→ **WORK INSTRUCTIONS**:
Provide an exact transcription of all the records.

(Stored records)
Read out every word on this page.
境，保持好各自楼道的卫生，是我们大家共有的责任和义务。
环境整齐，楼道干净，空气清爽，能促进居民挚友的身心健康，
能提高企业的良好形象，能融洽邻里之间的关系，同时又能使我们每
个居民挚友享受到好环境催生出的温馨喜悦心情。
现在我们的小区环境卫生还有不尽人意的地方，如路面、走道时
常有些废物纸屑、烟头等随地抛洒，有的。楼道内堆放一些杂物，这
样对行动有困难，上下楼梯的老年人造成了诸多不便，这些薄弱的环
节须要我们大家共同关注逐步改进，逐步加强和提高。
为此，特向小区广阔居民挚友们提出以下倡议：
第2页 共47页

→ **TASK RESULT**:
Read out every word on this page.
境，保持好各自楼道的卫生，是我们大家共有的责任和义务。
环境整齐，楼道干净，空气清爽，能促进居民挚友的身心健康，
能提高企业的良好形象，能融洽邻里之间的关系，同时又能使我们每
个居民挚友享受到好环境催生出的温馨喜悦心情。
现在我们的小区环境卫生还有不尽人意的地方，如路面、走道时
常有些废物纸屑、烟头等随地抛洒，有的。楼道内堆放一些杂物，这
样对行动有困难，上下楼梯的老年人造成了诸多不便，这些薄弱的环
节须要我们大家共同关注逐步改进，逐步加强和提高。
为此，特向小区广阔居民挚友们提出以下倡议：
第2页 共47页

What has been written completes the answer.